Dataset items
· · · · · · ·

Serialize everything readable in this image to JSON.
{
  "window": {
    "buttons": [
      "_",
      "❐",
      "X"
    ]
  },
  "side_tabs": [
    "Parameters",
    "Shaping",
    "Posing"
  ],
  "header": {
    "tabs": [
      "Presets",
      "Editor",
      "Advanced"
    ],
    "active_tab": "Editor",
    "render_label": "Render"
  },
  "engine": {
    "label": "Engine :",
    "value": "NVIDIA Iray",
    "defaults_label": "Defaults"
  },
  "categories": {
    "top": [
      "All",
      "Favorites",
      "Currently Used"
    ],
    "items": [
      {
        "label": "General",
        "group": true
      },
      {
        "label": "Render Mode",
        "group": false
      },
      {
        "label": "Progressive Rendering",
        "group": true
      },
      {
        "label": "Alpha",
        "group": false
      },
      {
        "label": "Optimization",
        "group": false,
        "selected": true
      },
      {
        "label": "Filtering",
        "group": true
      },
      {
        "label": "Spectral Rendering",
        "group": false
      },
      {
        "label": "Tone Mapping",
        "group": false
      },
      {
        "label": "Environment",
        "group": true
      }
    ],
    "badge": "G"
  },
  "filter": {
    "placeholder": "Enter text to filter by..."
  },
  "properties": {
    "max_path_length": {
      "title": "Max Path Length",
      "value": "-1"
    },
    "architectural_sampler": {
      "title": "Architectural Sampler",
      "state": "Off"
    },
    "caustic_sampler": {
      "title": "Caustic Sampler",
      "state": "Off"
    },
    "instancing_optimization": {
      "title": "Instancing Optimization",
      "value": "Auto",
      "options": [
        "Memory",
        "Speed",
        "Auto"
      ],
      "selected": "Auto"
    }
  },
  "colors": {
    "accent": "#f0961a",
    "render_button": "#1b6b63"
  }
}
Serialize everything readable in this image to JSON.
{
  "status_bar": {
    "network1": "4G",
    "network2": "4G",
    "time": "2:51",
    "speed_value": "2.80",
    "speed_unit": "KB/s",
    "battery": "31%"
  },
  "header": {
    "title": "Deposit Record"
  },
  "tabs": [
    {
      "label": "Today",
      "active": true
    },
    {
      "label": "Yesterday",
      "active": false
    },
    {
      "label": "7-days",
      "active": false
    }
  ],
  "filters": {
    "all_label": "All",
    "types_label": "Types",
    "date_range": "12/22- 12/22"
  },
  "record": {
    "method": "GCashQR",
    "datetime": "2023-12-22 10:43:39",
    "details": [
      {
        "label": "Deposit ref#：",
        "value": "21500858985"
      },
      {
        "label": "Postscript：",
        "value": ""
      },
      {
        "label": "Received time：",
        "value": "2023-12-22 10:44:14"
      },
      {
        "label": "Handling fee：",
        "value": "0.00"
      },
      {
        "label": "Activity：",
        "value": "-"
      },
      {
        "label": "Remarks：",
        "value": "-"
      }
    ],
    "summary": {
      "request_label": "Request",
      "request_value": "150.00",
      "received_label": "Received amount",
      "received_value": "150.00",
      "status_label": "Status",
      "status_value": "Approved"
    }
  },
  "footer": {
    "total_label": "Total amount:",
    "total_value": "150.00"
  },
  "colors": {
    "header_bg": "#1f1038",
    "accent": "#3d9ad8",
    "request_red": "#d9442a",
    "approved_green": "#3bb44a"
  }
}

· · · · · · ·

Set all of the records down again, exactly as they stand.

Serialize everything readable in this image to JSON.
{
  "window": {
    "buttons": [
      "_",
      "❐",
      "X"
    ]
  },
  "side_tabs": [
    "Parameters",
    "Shaping",
    "Posing"
  ],
  "header": {
    "tabs": [
      "Presets",
      "Editor",
      "Advanced"
    ],
    "active_tab": "Editor",
    "render_label": "Render"
  },
  "engine": {
    "label": "Engine :",
    "value": "NVIDIA Iray",
    "defaults_label": "Defaults"
  },
  "categories": {
    "top": [
      "All",
      "Favorites",
      "Currently Used"
    ],
    "items": [
      {
        "label": "General",
        "group": true
      },
      {
        "label": "Render Mode",
        "group": false
      },
      {
        "label": "Progressive Rendering",
        "group": true
      },
      {
        "label": "Alpha",
        "group": false
      },
      {
        "label": "Optimization",
        "group": false,
        "selected": true
      },
      {
        "label": "Filtering",
        "group": true
      },
      {
        "label": "Spectral Rendering",
        "group": false
      },
      {
        "label": "Tone Mapping",
        "group": false
      },
      {
        "label": "Environment",
        "group": true
      }
    ],
    "badge": "G"
  },
  "filter": {
    "placeholder": "Enter text to filter by..."
  },
  "properties": {
    "max_path_length": {
      "title": "Max Path Length",
      "value": "-1"
    },
    "architectural_sampler": {
      "title": "Architectural Sampler",
      "state": "Off"
    },
    "caustic_sampler": {
      "title": "Caustic Sampler",
      "state": "Off"
    },
    "instancing_optimization": {
      "title": "Instancing Optimization",
      "value": "Auto",
      "options": [
        "Memory",
        "Speed",
        "Auto"
      ],
      "selected": "Auto"
    }
  },
  "colors": {
    "accent": "#f0961a",
    "render_button": "#1b6b63"
  }
}
Serialize everything readable in this image to JSON.
{
  "status_bar": {
    "network1": "4G",
    "network2": "4G",
    "time": "2:51",
    "speed_value": "2.80",
    "speed_unit": "KB/s",
    "battery": "31%"
  },
  "header": {
    "title": "Deposit Record"
  },
  "tabs": [
    {
      "label": "Today",
      "active": true
    },
    {
      "label": "Yesterday",
      "active": false
    },
    {
      "label": "7-days",
      "active": false
    }
  ],
  "filters": {
    "all_label": "All",
    "types_label": "Types",
    "date_range": "12/22- 12/22"
  },
  "record": {
    "method": "GCashQR",
    "datetime": "2023-12-22 10:43:39",
    "details": [
      {
        "label": "Deposit ref#：",
        "value": "21500858985"
      },
      {
        "label": "Postscript：",
        "value": ""
      },
      {
        "label": "Received time：",
        "value": "2023-12-22 10:44:14"
      },
      {
        "label": "Handling fee：",
        "value": "0.00"
      },
      {
        "label": "Activity：",
        "value": "-"
      },
      {
        "label": "Remarks：",
        "value": "-"
      }
    ],
    "summary": {
      "request_label": "Request",
      "request_value": "150.00",
      "received_label": "Received amount",
      "received_value": "150.00",
      "status_label": "Status",
      "status_value": "Approved"
    }
  },
  "footer": {
    "total_label": "Total amount:",
    "total_value": "150.00"
  },
  "colors": {
    "header_bg": "#1f1038",
    "accent": "#3d9ad8",
    "request_red": "#d9442a",
    "approved_green": "#3bb44a"
  }
}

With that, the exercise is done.